- Do this: Count how many lines have the word "control" in them. Reply with that number by itself.

___ Dataset content ___

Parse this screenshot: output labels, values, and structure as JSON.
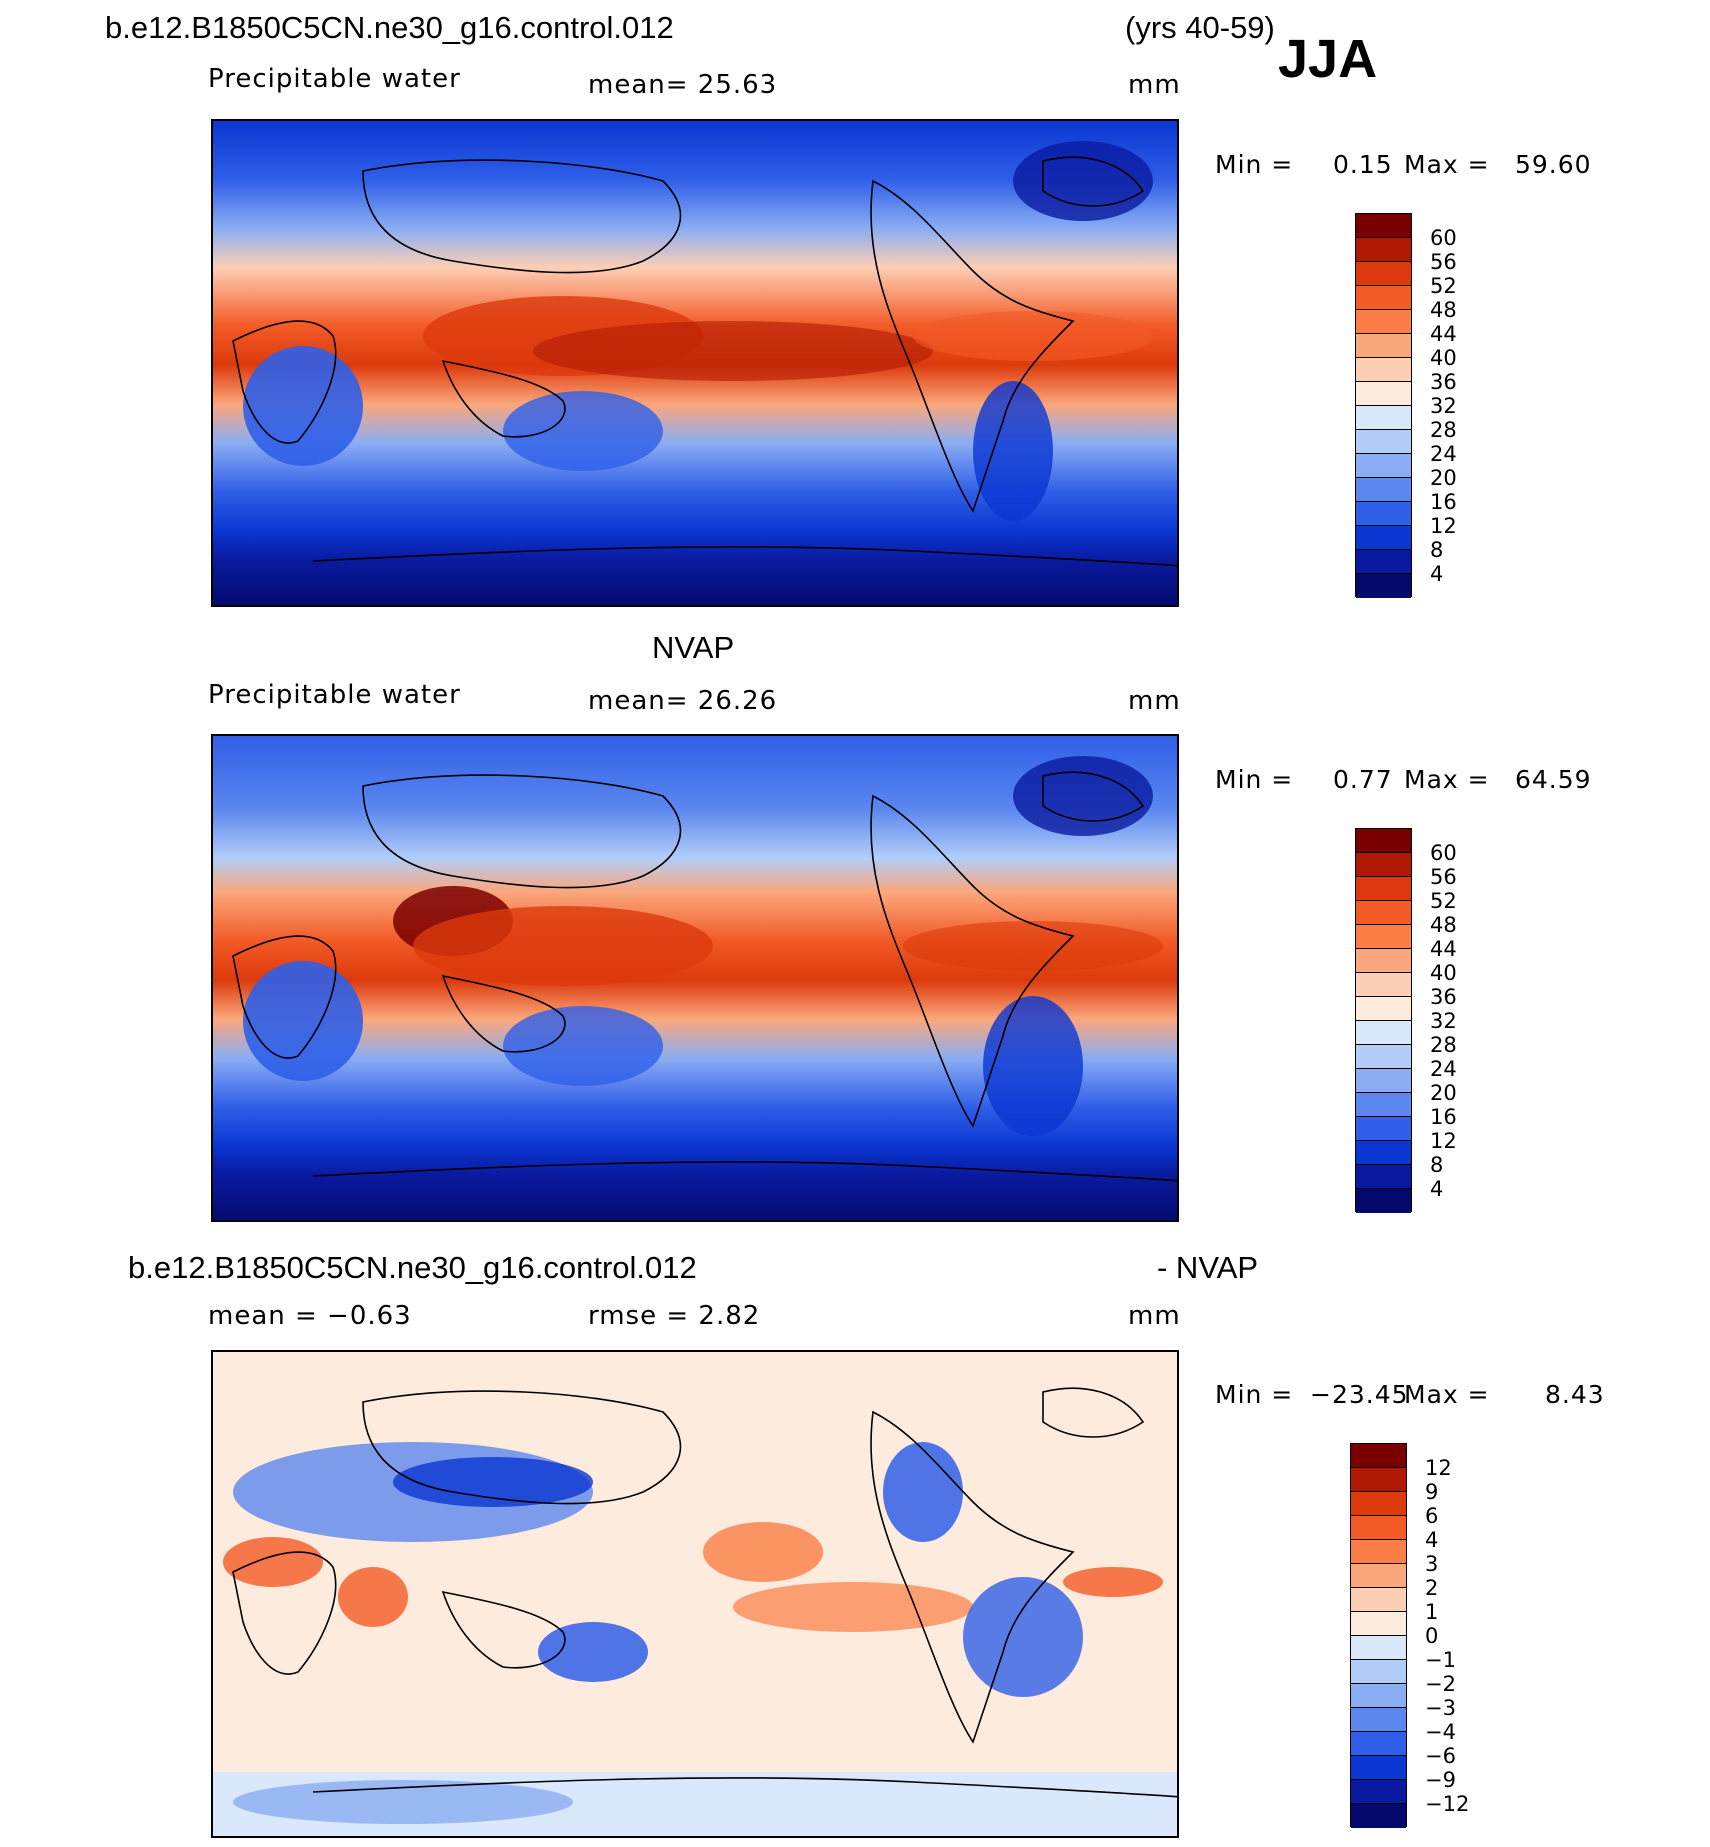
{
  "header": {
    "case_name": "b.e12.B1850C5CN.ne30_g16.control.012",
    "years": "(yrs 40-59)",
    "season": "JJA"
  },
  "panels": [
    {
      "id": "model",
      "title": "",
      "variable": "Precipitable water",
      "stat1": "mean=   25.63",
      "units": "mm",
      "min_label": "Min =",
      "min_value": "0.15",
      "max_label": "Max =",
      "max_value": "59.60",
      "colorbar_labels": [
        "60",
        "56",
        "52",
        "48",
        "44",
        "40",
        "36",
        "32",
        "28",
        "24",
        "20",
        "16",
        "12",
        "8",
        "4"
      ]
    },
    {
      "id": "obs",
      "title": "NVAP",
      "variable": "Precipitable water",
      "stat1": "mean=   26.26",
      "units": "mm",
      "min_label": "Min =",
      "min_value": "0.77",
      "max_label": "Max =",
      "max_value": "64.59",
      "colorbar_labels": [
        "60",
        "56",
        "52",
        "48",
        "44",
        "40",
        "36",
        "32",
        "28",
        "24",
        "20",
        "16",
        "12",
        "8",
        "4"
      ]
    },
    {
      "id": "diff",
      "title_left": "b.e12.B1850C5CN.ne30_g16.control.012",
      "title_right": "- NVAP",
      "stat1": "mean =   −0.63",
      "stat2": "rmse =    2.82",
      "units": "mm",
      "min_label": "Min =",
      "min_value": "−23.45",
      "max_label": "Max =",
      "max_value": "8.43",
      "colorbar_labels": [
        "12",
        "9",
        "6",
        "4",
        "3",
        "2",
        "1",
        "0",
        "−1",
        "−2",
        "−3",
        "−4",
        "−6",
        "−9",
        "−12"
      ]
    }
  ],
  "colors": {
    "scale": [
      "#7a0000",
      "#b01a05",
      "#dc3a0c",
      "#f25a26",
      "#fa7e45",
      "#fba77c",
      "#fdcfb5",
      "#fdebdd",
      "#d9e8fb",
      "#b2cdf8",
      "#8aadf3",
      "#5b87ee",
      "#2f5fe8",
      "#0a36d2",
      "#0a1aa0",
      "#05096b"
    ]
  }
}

___

- Right answer: 2